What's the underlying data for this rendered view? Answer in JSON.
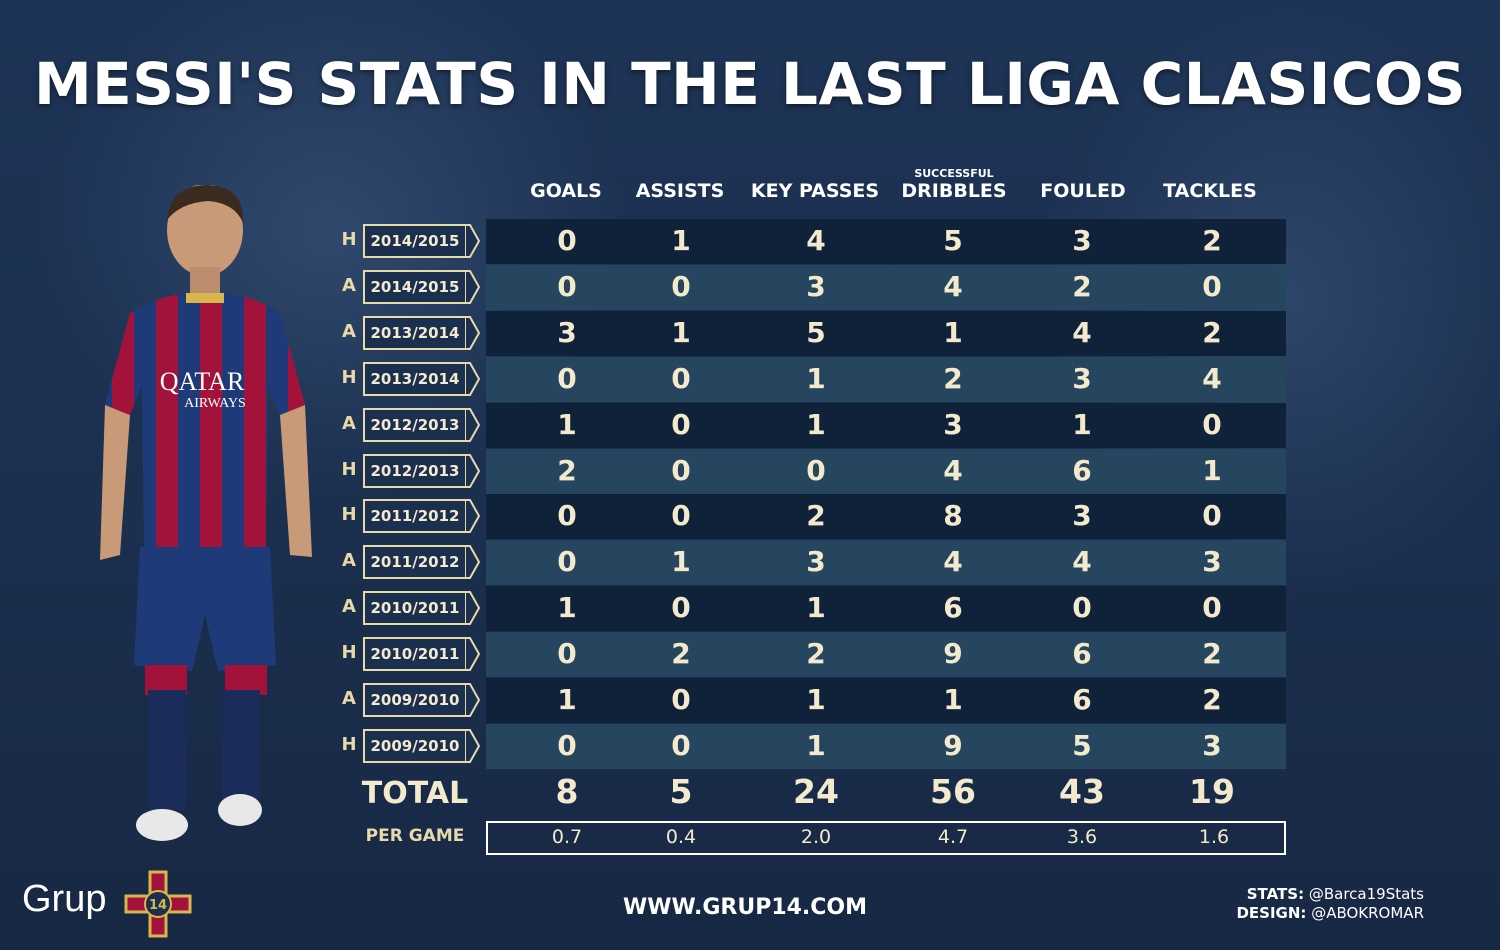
{
  "title": "MESSI'S STATS IN THE LAST LIGA CLASICOS",
  "columns": [
    {
      "label": "GOALS",
      "sup": ""
    },
    {
      "label": "ASSISTS",
      "sup": ""
    },
    {
      "label": "KEY PASSES",
      "sup": ""
    },
    {
      "label": "DRIBBLES",
      "sup": "SUCCESSFUL"
    },
    {
      "label": "FOULED",
      "sup": ""
    },
    {
      "label": "TACKLES",
      "sup": ""
    }
  ],
  "rows": [
    {
      "venue": "H",
      "season": "2014/2015",
      "values": [
        0,
        1,
        4,
        5,
        3,
        2
      ]
    },
    {
      "venue": "A",
      "season": "2014/2015",
      "values": [
        0,
        0,
        3,
        4,
        2,
        0
      ]
    },
    {
      "venue": "A",
      "season": "2013/2014",
      "values": [
        3,
        1,
        5,
        1,
        4,
        2
      ]
    },
    {
      "venue": "H",
      "season": "2013/2014",
      "values": [
        0,
        0,
        1,
        2,
        3,
        4
      ]
    },
    {
      "venue": "A",
      "season": "2012/2013",
      "values": [
        1,
        0,
        1,
        3,
        1,
        0
      ]
    },
    {
      "venue": "H",
      "season": "2012/2013",
      "values": [
        2,
        0,
        0,
        4,
        6,
        1
      ]
    },
    {
      "venue": "H",
      "season": "2011/2012",
      "values": [
        0,
        0,
        2,
        8,
        3,
        0
      ]
    },
    {
      "venue": "A",
      "season": "2011/2012",
      "values": [
        0,
        1,
        3,
        4,
        4,
        3
      ]
    },
    {
      "venue": "A",
      "season": "2010/2011",
      "values": [
        1,
        0,
        1,
        6,
        0,
        0
      ]
    },
    {
      "venue": "H",
      "season": "2010/2011",
      "values": [
        0,
        2,
        2,
        9,
        6,
        2
      ]
    },
    {
      "venue": "A",
      "season": "2009/2010",
      "values": [
        1,
        0,
        1,
        1,
        6,
        2
      ]
    },
    {
      "venue": "H",
      "season": "2009/2010",
      "values": [
        0,
        0,
        1,
        9,
        5,
        3
      ]
    }
  ],
  "totals": {
    "label": "TOTAL",
    "values": [
      "8",
      "5",
      "24",
      "56",
      "43",
      "19"
    ]
  },
  "per_game": {
    "label": "PER GAME",
    "values": [
      "0.7",
      "0.4",
      "2.0",
      "4.7",
      "3.6",
      "1.6"
    ]
  },
  "footer": {
    "website": "WWW.GRUP14.COM",
    "logo_text": "Grup",
    "logo_number": "14",
    "stats_label": "STATS:",
    "stats_value": "@Barca19Stats",
    "design_label": "DESIGN:",
    "design_value": "@ABOKROMAR"
  },
  "colors": {
    "background": "#1b2f4e",
    "row_dark": "#10213a",
    "row_light": "#26455f",
    "value_text": "#f3e9cc",
    "accent_gold": "#e8d9a8",
    "jersey_blue": "#1f3a78",
    "jersey_red": "#a3123a"
  },
  "chart_data": {
    "type": "table",
    "title": "MESSI'S STATS IN THE LAST LIGA CLASICOS",
    "columns": [
      "GOALS",
      "ASSISTS",
      "KEY PASSES",
      "SUCCESSFUL DRIBBLES",
      "FOULED",
      "TACKLES"
    ],
    "rows": [
      {
        "venue": "H",
        "season": "2014/2015",
        "values": [
          0,
          1,
          4,
          5,
          3,
          2
        ]
      },
      {
        "venue": "A",
        "season": "2014/2015",
        "values": [
          0,
          0,
          3,
          4,
          2,
          0
        ]
      },
      {
        "venue": "A",
        "season": "2013/2014",
        "values": [
          3,
          1,
          5,
          1,
          4,
          2
        ]
      },
      {
        "venue": "H",
        "season": "2013/2014",
        "values": [
          0,
          0,
          1,
          2,
          3,
          4
        ]
      },
      {
        "venue": "A",
        "season": "2012/2013",
        "values": [
          1,
          0,
          1,
          3,
          1,
          0
        ]
      },
      {
        "venue": "H",
        "season": "2012/2013",
        "values": [
          2,
          0,
          0,
          4,
          6,
          1
        ]
      },
      {
        "venue": "H",
        "season": "2011/2012",
        "values": [
          0,
          0,
          2,
          8,
          3,
          0
        ]
      },
      {
        "venue": "A",
        "season": "2011/2012",
        "values": [
          0,
          1,
          3,
          4,
          4,
          3
        ]
      },
      {
        "venue": "A",
        "season": "2010/2011",
        "values": [
          1,
          0,
          1,
          6,
          0,
          0
        ]
      },
      {
        "venue": "H",
        "season": "2010/2011",
        "values": [
          0,
          2,
          2,
          9,
          6,
          2
        ]
      },
      {
        "venue": "A",
        "season": "2009/2010",
        "values": [
          1,
          0,
          1,
          1,
          6,
          2
        ]
      },
      {
        "venue": "H",
        "season": "2009/2010",
        "values": [
          0,
          0,
          1,
          9,
          5,
          3
        ]
      }
    ],
    "totals": [
      8,
      5,
      24,
      56,
      43,
      19
    ],
    "per_game": [
      0.7,
      0.4,
      2.0,
      4.7,
      3.6,
      1.6
    ]
  }
}
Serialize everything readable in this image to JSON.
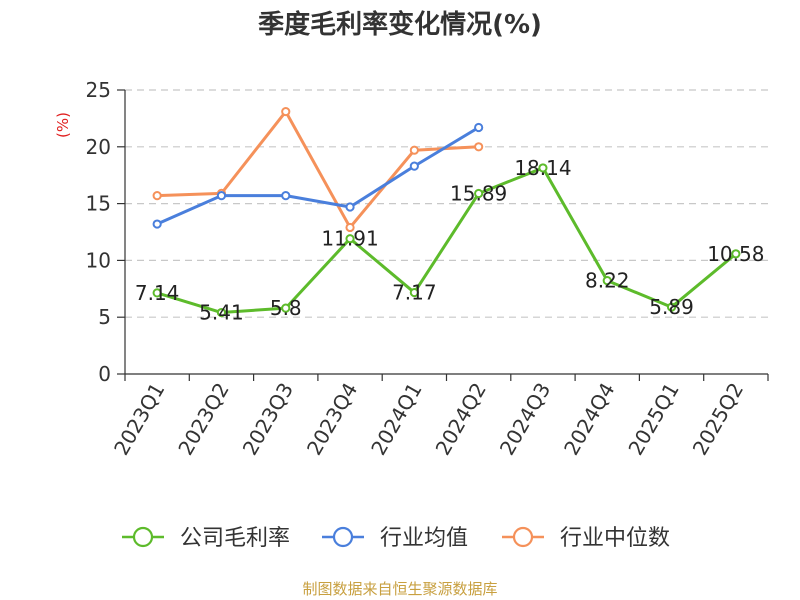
{
  "chart_data": {
    "type": "line",
    "title": "季度毛利率变化情况(%)",
    "ylabel": "(%)",
    "ylim": [
      0,
      25
    ],
    "yticks": [
      0,
      5,
      10,
      15,
      20,
      25
    ],
    "grid": "y-dashed",
    "legend_position": "bottom",
    "categories": [
      "2023Q1",
      "2023Q2",
      "2023Q3",
      "2023Q4",
      "2024Q1",
      "2024Q2",
      "2024Q3",
      "2024Q4",
      "2025Q1",
      "2025Q2"
    ],
    "series": [
      {
        "name": "公司毛利率",
        "color": "#5dbb2b",
        "values": [
          7.14,
          5.41,
          5.8,
          11.91,
          7.17,
          15.89,
          18.14,
          8.22,
          5.89,
          10.58
        ],
        "labels": [
          "7.14",
          "5.41",
          "5.8",
          "11.91",
          "7.17",
          "15.89",
          "18.14",
          "8.22",
          "5.89",
          "10.58"
        ]
      },
      {
        "name": "行业均值",
        "color": "#4a7fdc",
        "values": [
          13.2,
          15.7,
          15.7,
          14.7,
          18.3,
          21.7,
          null,
          null,
          null,
          null
        ]
      },
      {
        "name": "行业中位数",
        "color": "#f5915a",
        "values": [
          15.7,
          15.9,
          23.1,
          12.9,
          19.7,
          20.0,
          null,
          null,
          null,
          null
        ]
      }
    ],
    "source": "制图数据来自恒生聚源数据库"
  },
  "colors": {
    "title": "#333333",
    "axis": "#333333",
    "grid": "#c8c8c8",
    "unit_label": "#e01e1e",
    "source": "#c8a040"
  }
}
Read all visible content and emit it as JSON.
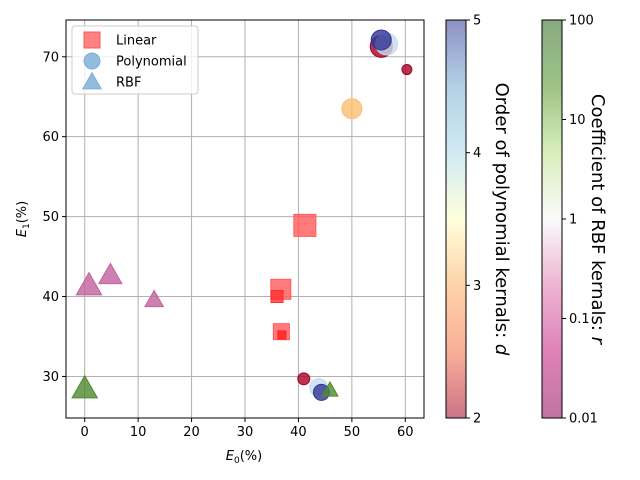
{
  "chart_data": {
    "type": "scatter",
    "xlabel_main": "E",
    "xlabel_sub": "0",
    "xlabel_unit": "(%)",
    "ylabel_main": "E",
    "ylabel_sub": "1",
    "ylabel_unit": "(%)",
    "xlim": [
      -3.5,
      63.5
    ],
    "ylim": [
      24.8,
      74.6
    ],
    "xticks": [
      0,
      10,
      20,
      30,
      40,
      50,
      60
    ],
    "yticks": [
      30,
      40,
      50,
      60,
      70
    ],
    "grid": true,
    "legend_position": "top-left",
    "legend": [
      {
        "label": "Linear",
        "marker": "square",
        "color": "#ff5a5a"
      },
      {
        "label": "Polynomial",
        "marker": "circle",
        "color": "#7fb0d8"
      },
      {
        "label": "RBF",
        "marker": "triangle",
        "color": "#7fb0d8"
      }
    ],
    "series": [
      {
        "marker": "square",
        "points": [
          {
            "x": 41.2,
            "y": 48.9,
            "color": "#ff5a5a",
            "size": 11
          },
          {
            "x": 36.7,
            "y": 40.9,
            "color": "#ff5a5a",
            "size": 10
          },
          {
            "x": 36.0,
            "y": 40.0,
            "color": "#ff3030",
            "size": 6
          },
          {
            "x": 36.8,
            "y": 35.6,
            "color": "#ff5a5a",
            "size": 8
          },
          {
            "x": 36.9,
            "y": 35.2,
            "color": "#ff2020",
            "size": 4
          }
        ]
      },
      {
        "marker": "circle",
        "points": [
          {
            "x": 55.5,
            "y": 71.3,
            "color": "#a50026",
            "size": 11
          },
          {
            "x": 56.5,
            "y": 71.6,
            "color": "#c6dbef",
            "size": 11
          },
          {
            "x": 55.5,
            "y": 72.1,
            "color": "#313695",
            "size": 10
          },
          {
            "x": 60.3,
            "y": 68.4,
            "color": "#a50026",
            "size": 5
          },
          {
            "x": 50.0,
            "y": 63.5,
            "color": "#fdbf6f",
            "size": 10
          },
          {
            "x": 41.0,
            "y": 29.7,
            "color": "#a50026",
            "size": 6
          },
          {
            "x": 43.8,
            "y": 28.6,
            "color": "#c6dbef",
            "size": 9
          },
          {
            "x": 44.3,
            "y": 28.0,
            "color": "#313695",
            "size": 8
          }
        ]
      },
      {
        "marker": "triangle",
        "points": [
          {
            "x": 0.8,
            "y": 41.4,
            "color": "#c2609e",
            "size": 11
          },
          {
            "x": 4.8,
            "y": 42.7,
            "color": "#c2609e",
            "size": 10
          },
          {
            "x": 13.0,
            "y": 39.6,
            "color": "#c2609e",
            "size": 8
          },
          {
            "x": 0.0,
            "y": 28.5,
            "color": "#4d8a2e",
            "size": 11
          },
          {
            "x": 45.9,
            "y": 28.3,
            "color": "#4d8a2e",
            "size": 7
          }
        ]
      }
    ],
    "colorbars": [
      {
        "title_main": "Order of polynomial kernals: ",
        "title_var": "d",
        "ticks": [
          "2",
          "3",
          "4",
          "5"
        ],
        "colormap": [
          "#a50026",
          "#f46d43",
          "#fdae61",
          "#ffffbf",
          "#abd9e9",
          "#74add1",
          "#313695"
        ]
      },
      {
        "title_main": "Coefficient of RBF kernals: ",
        "title_var": "r",
        "ticks": [
          "0.01",
          "0.1",
          "1",
          "10",
          "100"
        ],
        "colormap": [
          "#8e0152",
          "#c51b7d",
          "#de77ae",
          "#f7f7f7",
          "#b8e186",
          "#4d9221",
          "#276419"
        ]
      }
    ]
  }
}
|---|
What to work on
Copy every single line of the material above that holds "kernals".

Exercise solution
        "title_main": "Order of polynomial kernals: ",
        "title_main": "Coefficient of RBF kernals: ",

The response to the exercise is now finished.